━━━ DATASET

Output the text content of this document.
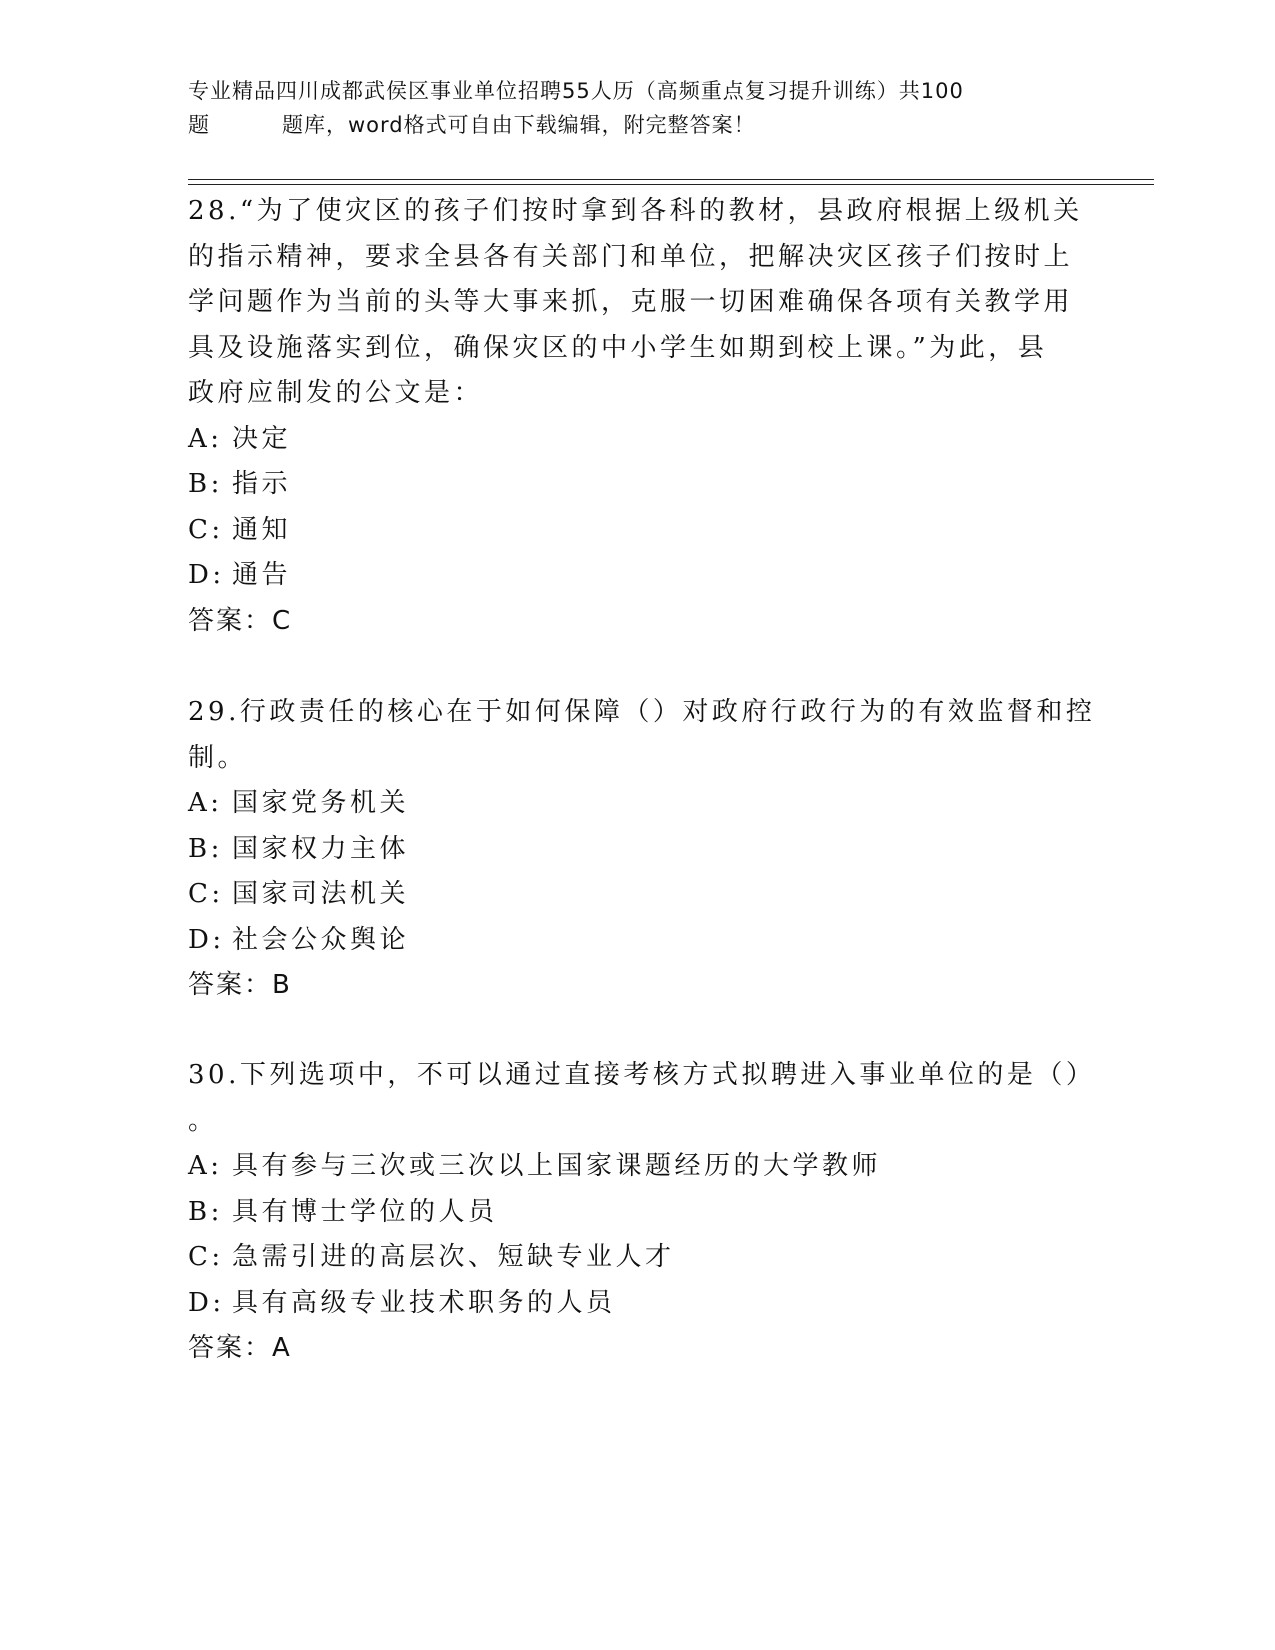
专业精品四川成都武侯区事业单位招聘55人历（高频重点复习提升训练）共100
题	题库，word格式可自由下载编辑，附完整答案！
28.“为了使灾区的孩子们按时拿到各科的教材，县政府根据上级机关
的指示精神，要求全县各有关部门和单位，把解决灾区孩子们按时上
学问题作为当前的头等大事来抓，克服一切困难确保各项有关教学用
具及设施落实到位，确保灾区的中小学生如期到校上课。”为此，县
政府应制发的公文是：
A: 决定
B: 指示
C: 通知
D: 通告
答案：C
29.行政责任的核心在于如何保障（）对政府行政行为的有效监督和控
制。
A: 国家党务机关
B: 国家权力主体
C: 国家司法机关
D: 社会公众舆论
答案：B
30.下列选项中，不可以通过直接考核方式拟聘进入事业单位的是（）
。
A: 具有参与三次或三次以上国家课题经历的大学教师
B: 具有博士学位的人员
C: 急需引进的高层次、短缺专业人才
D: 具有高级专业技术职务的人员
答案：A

━━━━━━

BRIEF:
Would you set down the listing exactly, omitting pictures?

OUTPUT OF THE EXERCISE:
Output the text content of this document.
专业精品四川成都武侯区事业单位招聘55人历（高频重点复习提升训练）共100
题	题库，word格式可自由下载编辑，附完整答案！
28.“为了使灾区的孩子们按时拿到各科的教材，县政府根据上级机关
的指示精神，要求全县各有关部门和单位，把解决灾区孩子们按时上
学问题作为当前的头等大事来抓，克服一切困难确保各项有关教学用
具及设施落实到位，确保灾区的中小学生如期到校上课。”为此，县
政府应制发的公文是：
A: 决定
B: 指示
C: 通知
D: 通告
答案：C
29.行政责任的核心在于如何保障（）对政府行政行为的有效监督和控
制。
A: 国家党务机关
B: 国家权力主体
C: 国家司法机关
D: 社会公众舆论
答案：B
30.下列选项中，不可以通过直接考核方式拟聘进入事业单位的是（）
。
A: 具有参与三次或三次以上国家课题经历的大学教师
B: 具有博士学位的人员
C: 急需引进的高层次、短缺专业人才
D: 具有高级专业技术职务的人员
答案：A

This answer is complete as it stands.